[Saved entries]
-- -- --

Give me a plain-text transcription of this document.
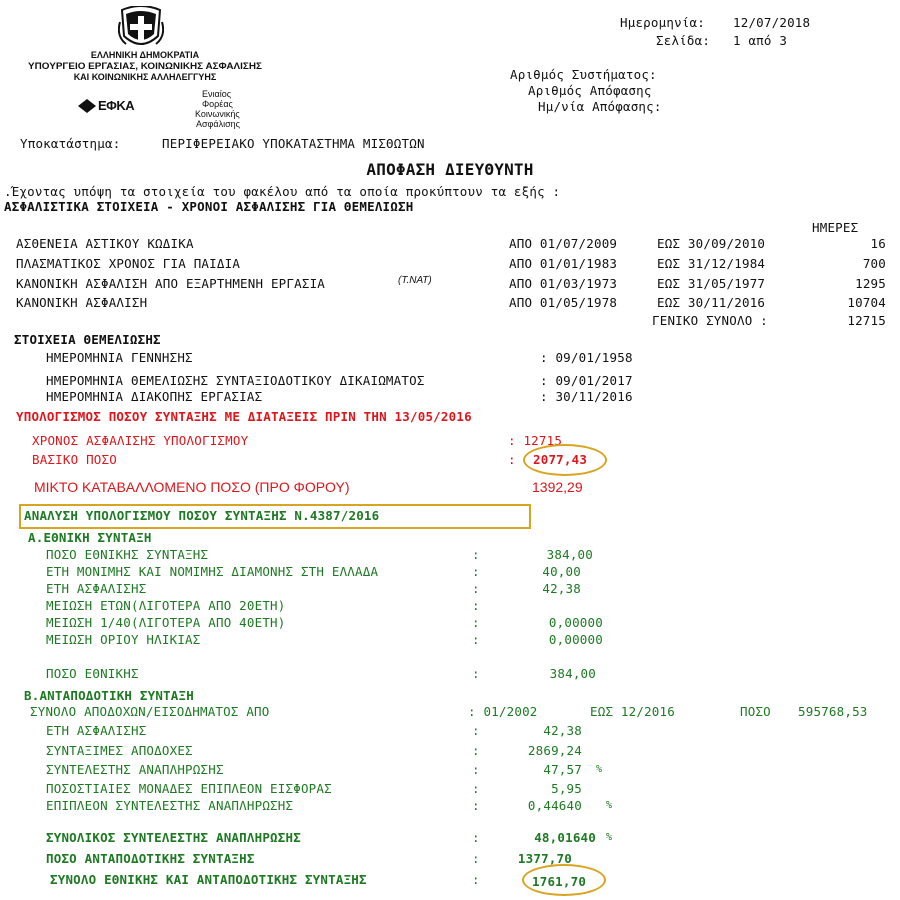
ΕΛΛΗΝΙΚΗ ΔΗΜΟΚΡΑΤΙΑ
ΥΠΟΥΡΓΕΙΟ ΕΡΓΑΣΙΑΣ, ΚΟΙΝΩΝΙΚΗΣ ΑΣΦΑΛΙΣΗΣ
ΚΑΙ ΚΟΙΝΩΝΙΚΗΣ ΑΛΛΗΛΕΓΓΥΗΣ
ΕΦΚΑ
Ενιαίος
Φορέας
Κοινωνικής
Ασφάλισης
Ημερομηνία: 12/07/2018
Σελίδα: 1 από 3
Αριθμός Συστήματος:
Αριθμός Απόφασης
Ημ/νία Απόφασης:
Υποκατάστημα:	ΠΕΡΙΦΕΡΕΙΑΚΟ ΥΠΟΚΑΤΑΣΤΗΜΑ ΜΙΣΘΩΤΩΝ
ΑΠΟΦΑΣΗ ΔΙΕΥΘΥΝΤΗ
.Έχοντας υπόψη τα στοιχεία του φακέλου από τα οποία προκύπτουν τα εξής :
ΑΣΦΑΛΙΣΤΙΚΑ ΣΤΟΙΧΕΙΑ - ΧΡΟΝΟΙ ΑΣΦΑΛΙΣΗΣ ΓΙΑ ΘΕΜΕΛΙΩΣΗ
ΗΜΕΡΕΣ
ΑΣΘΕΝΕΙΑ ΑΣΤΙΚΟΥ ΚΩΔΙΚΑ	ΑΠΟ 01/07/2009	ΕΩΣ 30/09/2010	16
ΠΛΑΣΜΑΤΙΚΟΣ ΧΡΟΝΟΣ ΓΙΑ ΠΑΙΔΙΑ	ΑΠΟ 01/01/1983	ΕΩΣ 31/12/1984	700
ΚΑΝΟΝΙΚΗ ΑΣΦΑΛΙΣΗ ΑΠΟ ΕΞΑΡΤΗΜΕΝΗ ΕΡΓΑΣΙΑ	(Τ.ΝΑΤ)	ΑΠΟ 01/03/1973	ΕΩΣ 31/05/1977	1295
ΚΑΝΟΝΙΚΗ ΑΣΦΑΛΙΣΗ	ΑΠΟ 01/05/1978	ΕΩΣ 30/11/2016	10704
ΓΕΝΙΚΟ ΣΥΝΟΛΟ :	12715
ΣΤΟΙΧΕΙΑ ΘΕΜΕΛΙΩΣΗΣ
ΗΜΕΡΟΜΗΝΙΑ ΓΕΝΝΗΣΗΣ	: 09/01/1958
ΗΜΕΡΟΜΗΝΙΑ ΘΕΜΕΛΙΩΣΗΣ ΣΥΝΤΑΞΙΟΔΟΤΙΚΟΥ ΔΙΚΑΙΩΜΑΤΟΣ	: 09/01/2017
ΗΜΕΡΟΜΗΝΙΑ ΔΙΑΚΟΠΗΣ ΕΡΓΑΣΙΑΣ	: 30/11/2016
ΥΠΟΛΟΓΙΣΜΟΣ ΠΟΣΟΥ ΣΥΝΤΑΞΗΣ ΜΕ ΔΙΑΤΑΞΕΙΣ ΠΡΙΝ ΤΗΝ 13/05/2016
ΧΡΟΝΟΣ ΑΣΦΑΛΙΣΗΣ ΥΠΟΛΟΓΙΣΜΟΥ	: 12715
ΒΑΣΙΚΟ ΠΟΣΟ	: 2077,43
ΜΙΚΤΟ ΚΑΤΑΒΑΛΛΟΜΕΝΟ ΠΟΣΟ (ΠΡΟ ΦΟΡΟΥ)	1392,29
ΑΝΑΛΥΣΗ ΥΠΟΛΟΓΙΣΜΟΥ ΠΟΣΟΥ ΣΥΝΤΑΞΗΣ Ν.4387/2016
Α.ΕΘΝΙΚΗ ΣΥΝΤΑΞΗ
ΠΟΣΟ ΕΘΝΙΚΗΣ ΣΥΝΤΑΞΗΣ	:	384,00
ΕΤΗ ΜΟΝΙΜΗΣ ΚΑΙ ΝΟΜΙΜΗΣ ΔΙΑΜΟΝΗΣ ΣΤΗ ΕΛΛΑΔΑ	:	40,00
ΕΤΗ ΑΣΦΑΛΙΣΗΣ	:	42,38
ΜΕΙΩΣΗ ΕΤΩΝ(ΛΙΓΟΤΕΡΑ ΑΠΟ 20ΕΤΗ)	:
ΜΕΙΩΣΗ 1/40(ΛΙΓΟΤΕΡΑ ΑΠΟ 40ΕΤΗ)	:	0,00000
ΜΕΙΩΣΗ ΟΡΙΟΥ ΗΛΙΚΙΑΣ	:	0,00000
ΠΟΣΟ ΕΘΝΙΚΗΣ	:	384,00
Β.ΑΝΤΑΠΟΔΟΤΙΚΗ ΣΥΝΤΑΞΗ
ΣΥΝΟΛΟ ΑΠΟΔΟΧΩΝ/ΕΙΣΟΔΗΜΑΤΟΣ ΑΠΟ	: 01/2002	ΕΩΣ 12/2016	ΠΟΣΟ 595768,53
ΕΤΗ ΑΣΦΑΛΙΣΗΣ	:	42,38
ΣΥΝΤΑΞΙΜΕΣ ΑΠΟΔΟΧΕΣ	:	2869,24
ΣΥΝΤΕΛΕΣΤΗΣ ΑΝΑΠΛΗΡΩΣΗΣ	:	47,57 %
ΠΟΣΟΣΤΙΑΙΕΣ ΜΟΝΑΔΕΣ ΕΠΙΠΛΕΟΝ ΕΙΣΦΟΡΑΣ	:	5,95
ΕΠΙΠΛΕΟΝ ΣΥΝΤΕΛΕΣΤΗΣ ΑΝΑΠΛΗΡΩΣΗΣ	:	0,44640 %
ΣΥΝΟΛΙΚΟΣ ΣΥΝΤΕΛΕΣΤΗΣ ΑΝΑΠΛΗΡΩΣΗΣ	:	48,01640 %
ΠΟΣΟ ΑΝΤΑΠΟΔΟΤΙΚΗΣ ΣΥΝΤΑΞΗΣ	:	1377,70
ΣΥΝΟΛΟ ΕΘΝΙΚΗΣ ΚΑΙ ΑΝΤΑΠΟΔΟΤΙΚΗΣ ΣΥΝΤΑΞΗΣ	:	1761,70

-- -- --

Problem => Work out how many lines of the listing above include the word "ΗΜΕΡΟΜΗΝΙΑ". Report only the number.

Correct result => 3